#### [Dataset listings of figures]
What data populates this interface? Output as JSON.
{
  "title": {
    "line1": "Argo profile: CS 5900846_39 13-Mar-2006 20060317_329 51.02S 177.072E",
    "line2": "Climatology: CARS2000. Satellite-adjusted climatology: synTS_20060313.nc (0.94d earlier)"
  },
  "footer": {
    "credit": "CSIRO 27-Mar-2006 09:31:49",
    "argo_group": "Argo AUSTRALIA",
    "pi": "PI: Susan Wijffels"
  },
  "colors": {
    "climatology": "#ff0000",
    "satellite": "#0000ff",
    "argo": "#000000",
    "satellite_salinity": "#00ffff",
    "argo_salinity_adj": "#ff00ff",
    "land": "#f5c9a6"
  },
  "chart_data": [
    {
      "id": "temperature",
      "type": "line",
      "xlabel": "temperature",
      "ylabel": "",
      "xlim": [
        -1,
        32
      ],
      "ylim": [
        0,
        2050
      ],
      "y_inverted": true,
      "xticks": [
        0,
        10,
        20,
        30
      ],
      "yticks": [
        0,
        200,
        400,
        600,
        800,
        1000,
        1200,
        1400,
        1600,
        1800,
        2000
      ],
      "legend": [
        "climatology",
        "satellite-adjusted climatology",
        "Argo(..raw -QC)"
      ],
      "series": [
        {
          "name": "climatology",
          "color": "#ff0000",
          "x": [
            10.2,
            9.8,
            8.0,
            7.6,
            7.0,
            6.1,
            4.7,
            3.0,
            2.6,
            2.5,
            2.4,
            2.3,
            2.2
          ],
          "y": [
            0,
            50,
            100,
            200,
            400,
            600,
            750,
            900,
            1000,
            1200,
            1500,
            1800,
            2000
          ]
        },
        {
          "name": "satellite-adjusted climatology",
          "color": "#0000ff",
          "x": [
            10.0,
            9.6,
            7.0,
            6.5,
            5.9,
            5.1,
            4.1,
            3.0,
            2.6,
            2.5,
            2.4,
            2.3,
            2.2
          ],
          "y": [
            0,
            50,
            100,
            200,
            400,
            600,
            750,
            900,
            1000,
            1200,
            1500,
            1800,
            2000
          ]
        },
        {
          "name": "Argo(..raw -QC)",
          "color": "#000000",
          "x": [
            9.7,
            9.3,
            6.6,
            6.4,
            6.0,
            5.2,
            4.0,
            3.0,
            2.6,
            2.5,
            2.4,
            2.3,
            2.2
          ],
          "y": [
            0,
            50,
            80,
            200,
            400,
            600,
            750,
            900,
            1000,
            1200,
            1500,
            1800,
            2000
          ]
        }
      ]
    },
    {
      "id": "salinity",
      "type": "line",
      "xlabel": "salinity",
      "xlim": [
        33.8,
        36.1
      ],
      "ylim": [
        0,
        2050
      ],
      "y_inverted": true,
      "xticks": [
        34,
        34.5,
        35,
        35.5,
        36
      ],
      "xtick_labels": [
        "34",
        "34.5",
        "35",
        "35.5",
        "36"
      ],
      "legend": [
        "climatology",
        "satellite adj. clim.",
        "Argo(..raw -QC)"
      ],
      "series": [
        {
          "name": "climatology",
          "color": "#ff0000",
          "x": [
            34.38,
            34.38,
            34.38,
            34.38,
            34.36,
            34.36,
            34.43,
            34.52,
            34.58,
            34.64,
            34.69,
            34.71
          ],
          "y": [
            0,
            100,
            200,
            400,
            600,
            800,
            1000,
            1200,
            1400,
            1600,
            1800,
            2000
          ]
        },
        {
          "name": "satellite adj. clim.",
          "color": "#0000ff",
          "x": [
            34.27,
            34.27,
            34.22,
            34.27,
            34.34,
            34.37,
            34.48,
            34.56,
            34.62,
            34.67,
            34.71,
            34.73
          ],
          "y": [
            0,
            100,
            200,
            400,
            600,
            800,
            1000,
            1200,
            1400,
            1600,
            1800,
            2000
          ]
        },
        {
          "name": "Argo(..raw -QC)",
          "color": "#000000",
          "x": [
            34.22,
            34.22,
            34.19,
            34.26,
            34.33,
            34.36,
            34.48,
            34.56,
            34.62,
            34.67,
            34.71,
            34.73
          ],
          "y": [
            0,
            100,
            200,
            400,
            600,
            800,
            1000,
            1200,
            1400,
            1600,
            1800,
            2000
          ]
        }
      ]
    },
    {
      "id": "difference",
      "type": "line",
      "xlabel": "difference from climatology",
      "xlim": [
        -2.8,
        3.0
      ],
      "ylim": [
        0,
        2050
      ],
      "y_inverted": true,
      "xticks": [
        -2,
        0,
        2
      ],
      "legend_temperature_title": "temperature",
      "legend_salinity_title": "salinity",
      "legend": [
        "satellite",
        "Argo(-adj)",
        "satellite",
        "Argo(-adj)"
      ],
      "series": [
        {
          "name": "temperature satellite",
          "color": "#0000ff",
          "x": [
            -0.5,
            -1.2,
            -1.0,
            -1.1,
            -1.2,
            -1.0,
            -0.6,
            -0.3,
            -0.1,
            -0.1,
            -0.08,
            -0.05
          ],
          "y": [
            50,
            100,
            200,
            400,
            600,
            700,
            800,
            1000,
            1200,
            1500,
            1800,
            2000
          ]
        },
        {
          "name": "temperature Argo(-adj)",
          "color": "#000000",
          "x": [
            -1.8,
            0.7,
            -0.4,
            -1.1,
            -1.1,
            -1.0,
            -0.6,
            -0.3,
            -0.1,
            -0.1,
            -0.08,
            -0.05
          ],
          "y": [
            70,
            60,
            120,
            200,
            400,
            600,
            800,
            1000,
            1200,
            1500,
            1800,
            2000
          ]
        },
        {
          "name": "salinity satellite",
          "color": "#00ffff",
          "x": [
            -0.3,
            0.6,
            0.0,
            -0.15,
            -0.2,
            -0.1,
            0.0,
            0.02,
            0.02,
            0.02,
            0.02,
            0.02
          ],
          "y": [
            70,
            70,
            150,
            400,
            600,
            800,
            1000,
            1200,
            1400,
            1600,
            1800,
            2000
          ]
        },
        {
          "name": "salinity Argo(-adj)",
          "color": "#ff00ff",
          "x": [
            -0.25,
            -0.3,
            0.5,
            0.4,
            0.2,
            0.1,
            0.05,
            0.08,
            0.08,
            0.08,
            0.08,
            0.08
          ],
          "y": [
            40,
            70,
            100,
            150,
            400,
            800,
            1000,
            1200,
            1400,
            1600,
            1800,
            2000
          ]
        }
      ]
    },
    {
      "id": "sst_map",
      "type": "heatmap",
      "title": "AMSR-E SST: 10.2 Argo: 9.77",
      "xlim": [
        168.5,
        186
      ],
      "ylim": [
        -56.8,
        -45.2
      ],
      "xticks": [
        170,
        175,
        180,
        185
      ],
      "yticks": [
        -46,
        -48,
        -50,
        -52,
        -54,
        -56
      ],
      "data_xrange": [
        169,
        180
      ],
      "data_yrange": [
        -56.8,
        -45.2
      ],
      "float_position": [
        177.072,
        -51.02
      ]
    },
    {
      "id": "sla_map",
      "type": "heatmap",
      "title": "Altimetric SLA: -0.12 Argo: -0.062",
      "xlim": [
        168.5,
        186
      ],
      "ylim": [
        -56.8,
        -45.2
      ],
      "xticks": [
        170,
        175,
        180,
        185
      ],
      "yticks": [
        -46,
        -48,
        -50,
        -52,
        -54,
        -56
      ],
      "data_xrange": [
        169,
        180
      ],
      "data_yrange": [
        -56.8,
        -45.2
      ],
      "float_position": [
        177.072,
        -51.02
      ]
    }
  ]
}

#### [Directions]
Take the listing above and write it out again exactly.

#### [Output]
What data populates this interface? Output as JSON.
{
  "title": {
    "line1": "Argo profile: CS 5900846_39 13-Mar-2006 20060317_329 51.02S 177.072E",
    "line2": "Climatology: CARS2000. Satellite-adjusted climatology: synTS_20060313.nc (0.94d earlier)"
  },
  "footer": {
    "credit": "CSIRO 27-Mar-2006 09:31:49",
    "argo_group": "Argo AUSTRALIA",
    "pi": "PI: Susan Wijffels"
  },
  "colors": {
    "climatology": "#ff0000",
    "satellite": "#0000ff",
    "argo": "#000000",
    "satellite_salinity": "#00ffff",
    "argo_salinity_adj": "#ff00ff",
    "land": "#f5c9a6"
  },
  "chart_data": [
    {
      "id": "temperature",
      "type": "line",
      "xlabel": "temperature",
      "ylabel": "",
      "xlim": [
        -1,
        32
      ],
      "ylim": [
        0,
        2050
      ],
      "y_inverted": true,
      "xticks": [
        0,
        10,
        20,
        30
      ],
      "yticks": [
        0,
        200,
        400,
        600,
        800,
        1000,
        1200,
        1400,
        1600,
        1800,
        2000
      ],
      "legend": [
        "climatology",
        "satellite-adjusted climatology",
        "Argo(..raw -QC)"
      ],
      "series": [
        {
          "name": "climatology",
          "color": "#ff0000",
          "x": [
            10.2,
            9.8,
            8.0,
            7.6,
            7.0,
            6.1,
            4.7,
            3.0,
            2.6,
            2.5,
            2.4,
            2.3,
            2.2
          ],
          "y": [
            0,
            50,
            100,
            200,
            400,
            600,
            750,
            900,
            1000,
            1200,
            1500,
            1800,
            2000
          ]
        },
        {
          "name": "satellite-adjusted climatology",
          "color": "#0000ff",
          "x": [
            10.0,
            9.6,
            7.0,
            6.5,
            5.9,
            5.1,
            4.1,
            3.0,
            2.6,
            2.5,
            2.4,
            2.3,
            2.2
          ],
          "y": [
            0,
            50,
            100,
            200,
            400,
            600,
            750,
            900,
            1000,
            1200,
            1500,
            1800,
            2000
          ]
        },
        {
          "name": "Argo(..raw -QC)",
          "color": "#000000",
          "x": [
            9.7,
            9.3,
            6.6,
            6.4,
            6.0,
            5.2,
            4.0,
            3.0,
            2.6,
            2.5,
            2.4,
            2.3,
            2.2
          ],
          "y": [
            0,
            50,
            80,
            200,
            400,
            600,
            750,
            900,
            1000,
            1200,
            1500,
            1800,
            2000
          ]
        }
      ]
    },
    {
      "id": "salinity",
      "type": "line",
      "xlabel": "salinity",
      "xlim": [
        33.8,
        36.1
      ],
      "ylim": [
        0,
        2050
      ],
      "y_inverted": true,
      "xticks": [
        34,
        34.5,
        35,
        35.5,
        36
      ],
      "xtick_labels": [
        "34",
        "34.5",
        "35",
        "35.5",
        "36"
      ],
      "legend": [
        "climatology",
        "satellite adj. clim.",
        "Argo(..raw -QC)"
      ],
      "series": [
        {
          "name": "climatology",
          "color": "#ff0000",
          "x": [
            34.38,
            34.38,
            34.38,
            34.38,
            34.36,
            34.36,
            34.43,
            34.52,
            34.58,
            34.64,
            34.69,
            34.71
          ],
          "y": [
            0,
            100,
            200,
            400,
            600,
            800,
            1000,
            1200,
            1400,
            1600,
            1800,
            2000
          ]
        },
        {
          "name": "satellite adj. clim.",
          "color": "#0000ff",
          "x": [
            34.27,
            34.27,
            34.22,
            34.27,
            34.34,
            34.37,
            34.48,
            34.56,
            34.62,
            34.67,
            34.71,
            34.73
          ],
          "y": [
            0,
            100,
            200,
            400,
            600,
            800,
            1000,
            1200,
            1400,
            1600,
            1800,
            2000
          ]
        },
        {
          "name": "Argo(..raw -QC)",
          "color": "#000000",
          "x": [
            34.22,
            34.22,
            34.19,
            34.26,
            34.33,
            34.36,
            34.48,
            34.56,
            34.62,
            34.67,
            34.71,
            34.73
          ],
          "y": [
            0,
            100,
            200,
            400,
            600,
            800,
            1000,
            1200,
            1400,
            1600,
            1800,
            2000
          ]
        }
      ]
    },
    {
      "id": "difference",
      "type": "line",
      "xlabel": "difference from climatology",
      "xlim": [
        -2.8,
        3.0
      ],
      "ylim": [
        0,
        2050
      ],
      "y_inverted": true,
      "xticks": [
        -2,
        0,
        2
      ],
      "legend_temperature_title": "temperature",
      "legend_salinity_title": "salinity",
      "legend": [
        "satellite",
        "Argo(-adj)",
        "satellite",
        "Argo(-adj)"
      ],
      "series": [
        {
          "name": "temperature satellite",
          "color": "#0000ff",
          "x": [
            -0.5,
            -1.2,
            -1.0,
            -1.1,
            -1.2,
            -1.0,
            -0.6,
            -0.3,
            -0.1,
            -0.1,
            -0.08,
            -0.05
          ],
          "y": [
            50,
            100,
            200,
            400,
            600,
            700,
            800,
            1000,
            1200,
            1500,
            1800,
            2000
          ]
        },
        {
          "name": "temperature Argo(-adj)",
          "color": "#000000",
          "x": [
            -1.8,
            0.7,
            -0.4,
            -1.1,
            -1.1,
            -1.0,
            -0.6,
            -0.3,
            -0.1,
            -0.1,
            -0.08,
            -0.05
          ],
          "y": [
            70,
            60,
            120,
            200,
            400,
            600,
            800,
            1000,
            1200,
            1500,
            1800,
            2000
          ]
        },
        {
          "name": "salinity satellite",
          "color": "#00ffff",
          "x": [
            -0.3,
            0.6,
            0.0,
            -0.15,
            -0.2,
            -0.1,
            0.0,
            0.02,
            0.02,
            0.02,
            0.02,
            0.02
          ],
          "y": [
            70,
            70,
            150,
            400,
            600,
            800,
            1000,
            1200,
            1400,
            1600,
            1800,
            2000
          ]
        },
        {
          "name": "salinity Argo(-adj)",
          "color": "#ff00ff",
          "x": [
            -0.25,
            -0.3,
            0.5,
            0.4,
            0.2,
            0.1,
            0.05,
            0.08,
            0.08,
            0.08,
            0.08,
            0.08
          ],
          "y": [
            40,
            70,
            100,
            150,
            400,
            800,
            1000,
            1200,
            1400,
            1600,
            1800,
            2000
          ]
        }
      ]
    },
    {
      "id": "sst_map",
      "type": "heatmap",
      "title": "AMSR-E SST: 10.2 Argo: 9.77",
      "xlim": [
        168.5,
        186
      ],
      "ylim": [
        -56.8,
        -45.2
      ],
      "xticks": [
        170,
        175,
        180,
        185
      ],
      "yticks": [
        -46,
        -48,
        -50,
        -52,
        -54,
        -56
      ],
      "data_xrange": [
        169,
        180
      ],
      "data_yrange": [
        -56.8,
        -45.2
      ],
      "float_position": [
        177.072,
        -51.02
      ]
    },
    {
      "id": "sla_map",
      "type": "heatmap",
      "title": "Altimetric SLA: -0.12 Argo: -0.062",
      "xlim": [
        168.5,
        186
      ],
      "ylim": [
        -56.8,
        -45.2
      ],
      "xticks": [
        170,
        175,
        180,
        185
      ],
      "yticks": [
        -46,
        -48,
        -50,
        -52,
        -54,
        -56
      ],
      "data_xrange": [
        169,
        180
      ],
      "data_yrange": [
        -56.8,
        -45.2
      ],
      "float_position": [
        177.072,
        -51.02
      ]
    }
  ]
}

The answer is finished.